Go through the data below and gather each line containing "this".

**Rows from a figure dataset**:
-- Start --

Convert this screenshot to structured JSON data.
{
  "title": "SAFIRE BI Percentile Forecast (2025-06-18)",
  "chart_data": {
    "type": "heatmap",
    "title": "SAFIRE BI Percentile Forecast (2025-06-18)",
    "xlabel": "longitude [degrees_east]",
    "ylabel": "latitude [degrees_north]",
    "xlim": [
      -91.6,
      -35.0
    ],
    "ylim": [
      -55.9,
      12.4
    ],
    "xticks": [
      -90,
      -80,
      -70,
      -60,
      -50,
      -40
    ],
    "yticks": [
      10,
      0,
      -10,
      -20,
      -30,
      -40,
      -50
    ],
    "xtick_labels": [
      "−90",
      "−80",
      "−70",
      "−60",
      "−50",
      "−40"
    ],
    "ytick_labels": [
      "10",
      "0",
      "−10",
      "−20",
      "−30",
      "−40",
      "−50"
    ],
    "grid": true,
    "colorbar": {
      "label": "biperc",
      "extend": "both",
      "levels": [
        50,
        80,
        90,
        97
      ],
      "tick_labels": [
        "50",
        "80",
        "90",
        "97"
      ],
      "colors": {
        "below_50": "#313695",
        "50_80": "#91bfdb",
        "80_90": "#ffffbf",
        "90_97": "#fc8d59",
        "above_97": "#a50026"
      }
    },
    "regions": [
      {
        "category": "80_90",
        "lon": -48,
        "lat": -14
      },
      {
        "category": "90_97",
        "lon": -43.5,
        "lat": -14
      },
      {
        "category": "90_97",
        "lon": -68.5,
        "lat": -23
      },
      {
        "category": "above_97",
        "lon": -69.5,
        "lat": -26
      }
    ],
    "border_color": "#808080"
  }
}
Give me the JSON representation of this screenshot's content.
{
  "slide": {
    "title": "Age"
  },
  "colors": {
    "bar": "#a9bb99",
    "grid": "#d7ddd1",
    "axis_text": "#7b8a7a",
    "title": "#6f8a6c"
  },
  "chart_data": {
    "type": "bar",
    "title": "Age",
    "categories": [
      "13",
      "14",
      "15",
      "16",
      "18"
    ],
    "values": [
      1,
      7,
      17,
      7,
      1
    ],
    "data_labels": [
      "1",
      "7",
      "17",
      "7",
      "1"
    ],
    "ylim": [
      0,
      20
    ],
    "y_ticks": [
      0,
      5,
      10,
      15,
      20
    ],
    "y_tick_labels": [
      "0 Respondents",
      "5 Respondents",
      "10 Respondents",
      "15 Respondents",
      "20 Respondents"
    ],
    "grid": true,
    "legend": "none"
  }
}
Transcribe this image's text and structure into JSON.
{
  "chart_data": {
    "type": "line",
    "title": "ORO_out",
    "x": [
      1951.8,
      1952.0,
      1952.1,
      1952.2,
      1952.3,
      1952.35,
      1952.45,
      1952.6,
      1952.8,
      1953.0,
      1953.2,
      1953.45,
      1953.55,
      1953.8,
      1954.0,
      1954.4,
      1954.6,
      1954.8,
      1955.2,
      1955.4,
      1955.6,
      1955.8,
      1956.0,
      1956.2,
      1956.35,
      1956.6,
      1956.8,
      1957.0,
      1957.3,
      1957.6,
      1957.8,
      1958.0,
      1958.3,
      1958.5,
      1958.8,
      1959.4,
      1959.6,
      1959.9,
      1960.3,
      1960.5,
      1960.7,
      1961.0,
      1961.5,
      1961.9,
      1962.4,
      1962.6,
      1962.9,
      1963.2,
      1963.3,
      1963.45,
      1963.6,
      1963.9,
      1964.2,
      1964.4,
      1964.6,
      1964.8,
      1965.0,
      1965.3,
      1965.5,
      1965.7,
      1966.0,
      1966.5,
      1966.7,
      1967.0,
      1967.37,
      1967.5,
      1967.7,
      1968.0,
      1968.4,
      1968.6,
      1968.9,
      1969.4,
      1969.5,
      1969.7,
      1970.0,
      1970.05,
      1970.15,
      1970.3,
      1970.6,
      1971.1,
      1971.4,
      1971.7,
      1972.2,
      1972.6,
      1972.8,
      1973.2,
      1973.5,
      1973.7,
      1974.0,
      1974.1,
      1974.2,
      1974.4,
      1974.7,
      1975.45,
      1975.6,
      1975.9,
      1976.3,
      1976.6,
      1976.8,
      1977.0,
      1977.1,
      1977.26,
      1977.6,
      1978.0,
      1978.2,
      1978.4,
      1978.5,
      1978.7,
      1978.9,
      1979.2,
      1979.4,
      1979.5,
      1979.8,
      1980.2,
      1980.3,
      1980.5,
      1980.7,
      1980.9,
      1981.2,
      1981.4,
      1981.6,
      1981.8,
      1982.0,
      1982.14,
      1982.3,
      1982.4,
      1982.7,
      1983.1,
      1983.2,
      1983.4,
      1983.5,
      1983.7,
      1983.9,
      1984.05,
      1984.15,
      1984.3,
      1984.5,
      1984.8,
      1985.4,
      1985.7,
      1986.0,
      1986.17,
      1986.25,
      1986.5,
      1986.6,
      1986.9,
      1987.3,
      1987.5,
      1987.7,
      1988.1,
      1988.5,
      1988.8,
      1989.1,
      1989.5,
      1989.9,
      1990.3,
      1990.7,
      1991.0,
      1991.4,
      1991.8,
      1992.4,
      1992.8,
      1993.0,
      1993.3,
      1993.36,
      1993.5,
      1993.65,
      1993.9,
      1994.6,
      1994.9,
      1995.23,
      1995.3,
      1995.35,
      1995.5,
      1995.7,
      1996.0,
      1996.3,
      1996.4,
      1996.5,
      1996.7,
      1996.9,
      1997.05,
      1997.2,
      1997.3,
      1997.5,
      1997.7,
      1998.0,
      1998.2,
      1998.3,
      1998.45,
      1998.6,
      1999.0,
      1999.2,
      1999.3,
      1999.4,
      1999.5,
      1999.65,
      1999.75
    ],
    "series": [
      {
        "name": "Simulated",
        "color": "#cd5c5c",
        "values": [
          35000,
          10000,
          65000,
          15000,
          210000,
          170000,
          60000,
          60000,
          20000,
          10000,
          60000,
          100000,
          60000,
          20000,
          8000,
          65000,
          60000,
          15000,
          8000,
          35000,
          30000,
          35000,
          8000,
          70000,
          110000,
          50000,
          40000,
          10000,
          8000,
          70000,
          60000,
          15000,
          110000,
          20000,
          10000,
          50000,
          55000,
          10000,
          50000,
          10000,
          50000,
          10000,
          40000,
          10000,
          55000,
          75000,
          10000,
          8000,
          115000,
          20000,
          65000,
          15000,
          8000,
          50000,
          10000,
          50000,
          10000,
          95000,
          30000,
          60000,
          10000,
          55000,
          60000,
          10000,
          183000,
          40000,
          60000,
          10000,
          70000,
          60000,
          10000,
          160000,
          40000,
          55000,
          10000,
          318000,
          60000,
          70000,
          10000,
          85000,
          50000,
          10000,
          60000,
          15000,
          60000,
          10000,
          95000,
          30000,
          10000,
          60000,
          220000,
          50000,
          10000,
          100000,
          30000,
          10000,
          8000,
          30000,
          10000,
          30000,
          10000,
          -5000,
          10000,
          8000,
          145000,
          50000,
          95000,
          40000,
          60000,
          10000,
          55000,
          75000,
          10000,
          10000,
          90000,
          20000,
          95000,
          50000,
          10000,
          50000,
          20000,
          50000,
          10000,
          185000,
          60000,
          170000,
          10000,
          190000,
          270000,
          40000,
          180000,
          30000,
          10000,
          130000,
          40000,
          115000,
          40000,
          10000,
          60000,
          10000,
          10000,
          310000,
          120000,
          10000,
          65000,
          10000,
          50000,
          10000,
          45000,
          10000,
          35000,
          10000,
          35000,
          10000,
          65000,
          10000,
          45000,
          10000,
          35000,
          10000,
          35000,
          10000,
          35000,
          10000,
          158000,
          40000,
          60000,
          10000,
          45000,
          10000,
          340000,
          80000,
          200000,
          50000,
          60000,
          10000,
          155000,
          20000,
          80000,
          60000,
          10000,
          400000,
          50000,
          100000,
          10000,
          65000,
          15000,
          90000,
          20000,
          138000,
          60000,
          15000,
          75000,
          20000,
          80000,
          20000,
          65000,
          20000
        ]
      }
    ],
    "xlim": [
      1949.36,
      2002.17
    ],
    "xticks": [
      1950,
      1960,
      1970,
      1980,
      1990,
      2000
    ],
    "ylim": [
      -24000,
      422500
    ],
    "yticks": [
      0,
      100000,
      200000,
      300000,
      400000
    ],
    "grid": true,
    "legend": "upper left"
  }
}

-- End --

**SOLUTION**:
Convert this screenshot to structured JSON data.
Give me the JSON representation of this screenshot's content.
Transcribe this image's text and structure into JSON.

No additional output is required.